▶ Problem requirements
Collect all lines containing the word "مبتدأ" from the data.

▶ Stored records
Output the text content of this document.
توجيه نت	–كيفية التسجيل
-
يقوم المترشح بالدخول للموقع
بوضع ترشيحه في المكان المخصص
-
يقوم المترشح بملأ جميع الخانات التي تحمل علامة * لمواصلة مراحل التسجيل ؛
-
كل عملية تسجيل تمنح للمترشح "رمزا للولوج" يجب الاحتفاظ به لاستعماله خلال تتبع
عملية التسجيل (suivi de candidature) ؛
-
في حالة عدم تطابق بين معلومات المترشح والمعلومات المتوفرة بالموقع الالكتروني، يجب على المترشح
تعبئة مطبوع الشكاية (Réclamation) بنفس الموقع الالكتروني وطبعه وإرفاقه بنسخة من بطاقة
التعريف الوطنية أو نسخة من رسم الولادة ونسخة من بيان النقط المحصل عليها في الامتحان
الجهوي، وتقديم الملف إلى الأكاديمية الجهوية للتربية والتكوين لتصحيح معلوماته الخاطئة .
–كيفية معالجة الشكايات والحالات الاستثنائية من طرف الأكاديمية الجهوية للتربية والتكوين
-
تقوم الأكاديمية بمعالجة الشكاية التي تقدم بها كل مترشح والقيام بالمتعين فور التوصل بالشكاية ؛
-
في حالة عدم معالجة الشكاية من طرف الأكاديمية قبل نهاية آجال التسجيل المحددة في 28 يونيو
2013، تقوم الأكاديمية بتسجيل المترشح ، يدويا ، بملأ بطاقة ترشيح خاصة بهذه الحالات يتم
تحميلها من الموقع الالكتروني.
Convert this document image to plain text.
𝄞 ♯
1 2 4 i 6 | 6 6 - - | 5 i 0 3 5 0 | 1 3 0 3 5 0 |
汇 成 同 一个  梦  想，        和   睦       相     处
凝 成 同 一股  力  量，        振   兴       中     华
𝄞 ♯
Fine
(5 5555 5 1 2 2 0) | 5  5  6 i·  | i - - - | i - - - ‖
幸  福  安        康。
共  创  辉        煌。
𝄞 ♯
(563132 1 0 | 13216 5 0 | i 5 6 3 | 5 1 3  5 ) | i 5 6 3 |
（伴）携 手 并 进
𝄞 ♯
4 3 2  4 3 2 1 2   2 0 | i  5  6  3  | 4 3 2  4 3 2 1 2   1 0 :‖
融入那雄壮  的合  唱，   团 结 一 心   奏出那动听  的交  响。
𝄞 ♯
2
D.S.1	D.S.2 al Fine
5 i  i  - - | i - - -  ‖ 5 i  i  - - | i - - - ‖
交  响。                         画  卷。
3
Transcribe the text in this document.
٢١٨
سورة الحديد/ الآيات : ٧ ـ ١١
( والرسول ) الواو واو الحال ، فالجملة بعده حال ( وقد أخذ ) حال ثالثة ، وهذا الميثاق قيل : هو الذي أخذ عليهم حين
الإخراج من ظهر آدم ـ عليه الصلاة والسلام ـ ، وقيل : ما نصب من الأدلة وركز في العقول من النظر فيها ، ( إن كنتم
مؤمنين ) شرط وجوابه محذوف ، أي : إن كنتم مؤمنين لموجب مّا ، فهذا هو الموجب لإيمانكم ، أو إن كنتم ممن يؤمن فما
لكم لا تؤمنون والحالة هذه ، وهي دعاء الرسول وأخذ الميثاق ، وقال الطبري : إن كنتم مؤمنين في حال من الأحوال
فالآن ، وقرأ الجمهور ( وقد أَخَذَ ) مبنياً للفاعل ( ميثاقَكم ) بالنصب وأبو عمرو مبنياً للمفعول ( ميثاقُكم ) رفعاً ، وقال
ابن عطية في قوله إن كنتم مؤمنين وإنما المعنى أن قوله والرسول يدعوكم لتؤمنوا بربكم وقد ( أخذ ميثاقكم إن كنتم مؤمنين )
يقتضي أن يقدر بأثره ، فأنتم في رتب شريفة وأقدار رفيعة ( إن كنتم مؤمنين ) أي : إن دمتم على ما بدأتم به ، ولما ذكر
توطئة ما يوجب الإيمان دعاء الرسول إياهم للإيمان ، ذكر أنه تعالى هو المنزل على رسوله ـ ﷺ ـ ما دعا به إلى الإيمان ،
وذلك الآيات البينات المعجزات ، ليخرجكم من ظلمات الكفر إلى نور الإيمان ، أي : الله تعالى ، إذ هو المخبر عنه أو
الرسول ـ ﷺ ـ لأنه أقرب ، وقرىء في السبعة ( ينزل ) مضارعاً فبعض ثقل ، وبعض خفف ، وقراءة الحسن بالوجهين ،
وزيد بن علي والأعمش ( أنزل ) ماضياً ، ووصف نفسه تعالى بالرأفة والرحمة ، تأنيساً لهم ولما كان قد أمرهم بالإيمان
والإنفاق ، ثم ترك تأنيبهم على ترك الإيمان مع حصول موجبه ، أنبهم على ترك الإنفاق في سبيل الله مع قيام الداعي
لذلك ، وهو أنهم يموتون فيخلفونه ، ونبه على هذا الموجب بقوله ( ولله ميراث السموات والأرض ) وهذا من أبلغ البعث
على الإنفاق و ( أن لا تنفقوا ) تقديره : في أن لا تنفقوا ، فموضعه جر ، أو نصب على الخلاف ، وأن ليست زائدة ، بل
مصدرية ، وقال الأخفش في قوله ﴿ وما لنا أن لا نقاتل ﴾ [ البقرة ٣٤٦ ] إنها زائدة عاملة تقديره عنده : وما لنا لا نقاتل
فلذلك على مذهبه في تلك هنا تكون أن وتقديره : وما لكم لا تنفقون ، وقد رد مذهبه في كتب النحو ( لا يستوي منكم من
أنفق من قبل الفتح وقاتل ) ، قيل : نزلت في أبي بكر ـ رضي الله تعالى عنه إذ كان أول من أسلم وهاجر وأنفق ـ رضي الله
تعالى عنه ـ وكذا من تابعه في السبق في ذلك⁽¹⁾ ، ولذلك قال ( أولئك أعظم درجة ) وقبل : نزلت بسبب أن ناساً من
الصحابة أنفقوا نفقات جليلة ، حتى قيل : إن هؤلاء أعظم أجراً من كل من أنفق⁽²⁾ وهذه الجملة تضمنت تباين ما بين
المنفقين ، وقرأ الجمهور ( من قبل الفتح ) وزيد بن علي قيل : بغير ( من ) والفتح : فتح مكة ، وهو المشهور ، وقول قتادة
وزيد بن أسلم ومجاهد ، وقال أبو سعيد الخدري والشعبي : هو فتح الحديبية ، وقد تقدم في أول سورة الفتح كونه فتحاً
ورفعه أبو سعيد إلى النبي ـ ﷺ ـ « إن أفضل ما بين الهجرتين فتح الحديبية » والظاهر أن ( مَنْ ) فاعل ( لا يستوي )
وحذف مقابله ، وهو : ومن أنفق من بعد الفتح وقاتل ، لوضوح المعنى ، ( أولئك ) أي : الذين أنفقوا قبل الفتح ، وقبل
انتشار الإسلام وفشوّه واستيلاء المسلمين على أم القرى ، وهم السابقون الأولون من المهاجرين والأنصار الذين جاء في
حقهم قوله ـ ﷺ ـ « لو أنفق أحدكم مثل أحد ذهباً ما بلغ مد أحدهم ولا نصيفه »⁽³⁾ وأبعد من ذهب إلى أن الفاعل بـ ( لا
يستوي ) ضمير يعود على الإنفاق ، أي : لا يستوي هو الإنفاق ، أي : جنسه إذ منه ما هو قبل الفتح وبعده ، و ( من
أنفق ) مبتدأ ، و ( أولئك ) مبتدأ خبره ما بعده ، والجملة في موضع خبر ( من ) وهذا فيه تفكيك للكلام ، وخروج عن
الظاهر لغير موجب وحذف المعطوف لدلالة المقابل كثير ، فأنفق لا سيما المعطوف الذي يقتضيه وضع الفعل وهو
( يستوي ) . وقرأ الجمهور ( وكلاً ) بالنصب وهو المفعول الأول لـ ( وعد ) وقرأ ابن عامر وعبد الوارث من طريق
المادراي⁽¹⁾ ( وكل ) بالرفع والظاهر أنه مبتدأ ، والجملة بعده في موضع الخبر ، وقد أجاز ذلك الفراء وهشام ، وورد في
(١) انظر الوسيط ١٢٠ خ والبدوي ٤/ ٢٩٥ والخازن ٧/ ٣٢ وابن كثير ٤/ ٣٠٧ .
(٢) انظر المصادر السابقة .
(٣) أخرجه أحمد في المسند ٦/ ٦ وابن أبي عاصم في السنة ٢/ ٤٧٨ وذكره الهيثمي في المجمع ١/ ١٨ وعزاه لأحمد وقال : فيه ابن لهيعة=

▶ The completed task
أنفق ) مبتدأ ، و ( أولئك ) مبتدأ خبره ما بعده ، والجملة في موضع خبر ( من ) وهذا فيه تفكيك للكلام ، وخروج عن
المادراي⁽¹⁾ ( وكل ) بالرفع والظاهر أنه مبتدأ ، والجملة بعده في موضع الخبر ، وقد أجاز ذلك الفراء وهشام ، وورد في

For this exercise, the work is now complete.